- [THE PROBLEM]
Reproduce all of the data word for word.

[Stored records]
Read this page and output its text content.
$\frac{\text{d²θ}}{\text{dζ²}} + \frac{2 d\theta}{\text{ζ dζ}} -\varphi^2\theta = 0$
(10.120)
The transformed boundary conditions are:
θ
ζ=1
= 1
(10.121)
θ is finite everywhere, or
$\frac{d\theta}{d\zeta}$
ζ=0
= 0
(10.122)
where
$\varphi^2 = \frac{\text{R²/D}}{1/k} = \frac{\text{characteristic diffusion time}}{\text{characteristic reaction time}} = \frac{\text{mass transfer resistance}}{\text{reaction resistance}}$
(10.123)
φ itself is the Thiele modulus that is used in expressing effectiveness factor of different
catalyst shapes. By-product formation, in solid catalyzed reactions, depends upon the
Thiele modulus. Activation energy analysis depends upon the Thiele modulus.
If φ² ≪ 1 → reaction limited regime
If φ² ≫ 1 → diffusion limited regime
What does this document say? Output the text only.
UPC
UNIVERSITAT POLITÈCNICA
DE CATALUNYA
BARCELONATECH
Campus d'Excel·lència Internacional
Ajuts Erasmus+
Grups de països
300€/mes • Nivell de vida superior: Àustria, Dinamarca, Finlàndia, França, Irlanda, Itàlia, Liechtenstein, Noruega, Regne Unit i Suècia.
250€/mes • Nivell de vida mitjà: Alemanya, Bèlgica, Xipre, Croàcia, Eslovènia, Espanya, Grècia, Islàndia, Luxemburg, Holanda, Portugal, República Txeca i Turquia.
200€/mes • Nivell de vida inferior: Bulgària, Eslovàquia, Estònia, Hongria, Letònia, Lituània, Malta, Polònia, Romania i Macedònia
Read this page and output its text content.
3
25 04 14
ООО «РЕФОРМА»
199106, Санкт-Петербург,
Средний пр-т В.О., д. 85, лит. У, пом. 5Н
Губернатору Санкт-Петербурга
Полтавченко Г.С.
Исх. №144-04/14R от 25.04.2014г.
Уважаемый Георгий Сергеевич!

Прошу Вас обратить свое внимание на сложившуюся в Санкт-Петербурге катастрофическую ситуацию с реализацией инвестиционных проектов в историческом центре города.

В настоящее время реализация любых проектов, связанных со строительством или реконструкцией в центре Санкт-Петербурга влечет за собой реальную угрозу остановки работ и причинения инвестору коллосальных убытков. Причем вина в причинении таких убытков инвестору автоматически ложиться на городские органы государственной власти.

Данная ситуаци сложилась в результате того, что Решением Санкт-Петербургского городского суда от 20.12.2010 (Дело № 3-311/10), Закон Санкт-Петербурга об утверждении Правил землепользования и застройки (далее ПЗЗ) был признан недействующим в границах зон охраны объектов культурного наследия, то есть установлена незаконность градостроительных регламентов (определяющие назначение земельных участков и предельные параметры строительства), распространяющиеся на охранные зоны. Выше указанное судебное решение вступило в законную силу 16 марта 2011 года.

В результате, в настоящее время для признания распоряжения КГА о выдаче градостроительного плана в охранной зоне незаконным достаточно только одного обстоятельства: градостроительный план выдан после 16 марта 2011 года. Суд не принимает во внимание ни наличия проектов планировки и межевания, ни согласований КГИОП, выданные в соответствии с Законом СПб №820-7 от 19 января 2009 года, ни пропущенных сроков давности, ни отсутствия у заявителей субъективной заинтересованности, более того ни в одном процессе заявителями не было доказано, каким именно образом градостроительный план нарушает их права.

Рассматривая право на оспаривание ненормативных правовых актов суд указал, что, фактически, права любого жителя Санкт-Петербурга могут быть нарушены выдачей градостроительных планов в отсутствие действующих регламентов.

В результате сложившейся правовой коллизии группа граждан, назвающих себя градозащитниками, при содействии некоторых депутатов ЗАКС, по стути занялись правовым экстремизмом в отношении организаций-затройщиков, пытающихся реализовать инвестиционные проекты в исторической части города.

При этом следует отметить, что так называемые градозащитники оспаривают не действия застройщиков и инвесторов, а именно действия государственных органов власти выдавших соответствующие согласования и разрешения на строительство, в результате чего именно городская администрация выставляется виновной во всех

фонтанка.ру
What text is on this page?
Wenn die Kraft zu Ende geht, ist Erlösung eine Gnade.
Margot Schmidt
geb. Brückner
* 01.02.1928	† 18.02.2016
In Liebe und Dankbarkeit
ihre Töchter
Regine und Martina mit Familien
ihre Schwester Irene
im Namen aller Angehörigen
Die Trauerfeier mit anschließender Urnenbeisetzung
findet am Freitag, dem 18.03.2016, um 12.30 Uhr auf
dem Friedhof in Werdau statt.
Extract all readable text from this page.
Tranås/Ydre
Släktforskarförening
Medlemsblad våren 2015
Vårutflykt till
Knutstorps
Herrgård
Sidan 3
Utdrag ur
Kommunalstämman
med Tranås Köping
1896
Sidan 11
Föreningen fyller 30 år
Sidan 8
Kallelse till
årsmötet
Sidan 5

- [RIGHT ANSWER]
Read this page and output its text content.
$\frac{\text{d²θ}}{\text{dζ²}} + \frac{2 d\theta}{\text{ζ dζ}} -\varphi^2\theta = 0$
(10.120)
The transformed boundary conditions are:
θ
ζ=1
= 1
(10.121)
θ is finite everywhere, or
$\frac{d\theta}{d\zeta}$
ζ=0
= 0
(10.122)
where
$\varphi^2 = \frac{\text{R²/D}}{1/k} = \frac{\text{characteristic diffusion time}}{\text{characteristic reaction time}} = \frac{\text{mass transfer resistance}}{\text{reaction resistance}}$
(10.123)
φ itself is the Thiele modulus that is used in expressing effectiveness factor of different
catalyst shapes. By-product formation, in solid catalyzed reactions, depends upon the
Thiele modulus. Activation energy analysis depends upon the Thiele modulus.
If φ² ≪ 1 → reaction limited regime
If φ² ≫ 1 → diffusion limited regime
What does this document say? Output the text only.
UPC
UNIVERSITAT POLITÈCNICA
DE CATALUNYA
BARCELONATECH
Campus d'Excel·lència Internacional
Ajuts Erasmus+
Grups de països
300€/mes • Nivell de vida superior: Àustria, Dinamarca, Finlàndia, França, Irlanda, Itàlia, Liechtenstein, Noruega, Regne Unit i Suècia.
250€/mes • Nivell de vida mitjà: Alemanya, Bèlgica, Xipre, Croàcia, Eslovènia, Espanya, Grècia, Islàndia, Luxemburg, Holanda, Portugal, República Txeca i Turquia.
200€/mes • Nivell de vida inferior: Bulgària, Eslovàquia, Estònia, Hongria, Letònia, Lituània, Malta, Polònia, Romania i Macedònia
Read this page and output its text content.
3
25 04 14
ООО «РЕФОРМА»
199106, Санкт-Петербург,
Средний пр-т В.О., д. 85, лит. У, пом. 5Н
Губернатору Санкт-Петербурга
Полтавченко Г.С.
Исх. №144-04/14R от 25.04.2014г.
Уважаемый Георгий Сергеевич!

Прошу Вас обратить свое внимание на сложившуюся в Санкт-Петербурге катастрофическую ситуацию с реализацией инвестиционных проектов в историческом центре города.

В настоящее время реализация любых проектов, связанных со строительством или реконструкцией в центре Санкт-Петербурга влечет за собой реальную угрозу остановки работ и причинения инвестору коллосальных убытков. Причем вина в причинении таких убытков инвестору автоматически ложиться на городские органы государственной власти.

Данная ситуаци сложилась в результате того, что Решением Санкт-Петербургского городского суда от 20.12.2010 (Дело № 3-311/10), Закон Санкт-Петербурга об утверждении Правил землепользования и застройки (далее ПЗЗ) был признан недействующим в границах зон охраны объектов культурного наследия, то есть установлена незаконность градостроительных регламентов (определяющие назначение земельных участков и предельные параметры строительства), распространяющиеся на охранные зоны. Выше указанное судебное решение вступило в законную силу 16 марта 2011 года.

В результате, в настоящее время для признания распоряжения КГА о выдаче градостроительного плана в охранной зоне незаконным достаточно только одного обстоятельства: градостроительный план выдан после 16 марта 2011 года. Суд не принимает во внимание ни наличия проектов планировки и межевания, ни согласований КГИОП, выданные в соответствии с Законом СПб №820-7 от 19 января 2009 года, ни пропущенных сроков давности, ни отсутствия у заявителей субъективной заинтересованности, более того ни в одном процессе заявителями не было доказано, каким именно образом градостроительный план нарушает их права.

Рассматривая право на оспаривание ненормативных правовых актов суд указал, что, фактически, права любого жителя Санкт-Петербурга могут быть нарушены выдачей градостроительных планов в отсутствие действующих регламентов.

В результате сложившейся правовой коллизии группа граждан, назвающих себя градозащитниками, при содействии некоторых депутатов ЗАКС, по стути занялись правовым экстремизмом в отношении организаций-затройщиков, пытающихся реализовать инвестиционные проекты в исторической части города.

При этом следует отметить, что так называемые градозащитники оспаривают не действия застройщиков и инвесторов, а именно действия государственных органов власти выдавших соответствующие согласования и разрешения на строительство, в результате чего именно городская администрация выставляется виновной во всех

фонтанка.ру
What text is on this page?
Wenn die Kraft zu Ende geht, ist Erlösung eine Gnade.
Margot Schmidt
geb. Brückner
* 01.02.1928	† 18.02.2016
In Liebe und Dankbarkeit
ihre Töchter
Regine und Martina mit Familien
ihre Schwester Irene
im Namen aller Angehörigen
Die Trauerfeier mit anschließender Urnenbeisetzung
findet am Freitag, dem 18.03.2016, um 12.30 Uhr auf
dem Friedhof in Werdau statt.
Extract all readable text from this page.
Tranås/Ydre
Släktforskarförening
Medlemsblad våren 2015
Vårutflykt till
Knutstorps
Herrgård
Sidan 3
Utdrag ur
Kommunalstämman
med Tranås Köping
1896
Sidan 11
Föreningen fyller 30 år
Sidan 8
Kallelse till
årsmötet
Sidan 5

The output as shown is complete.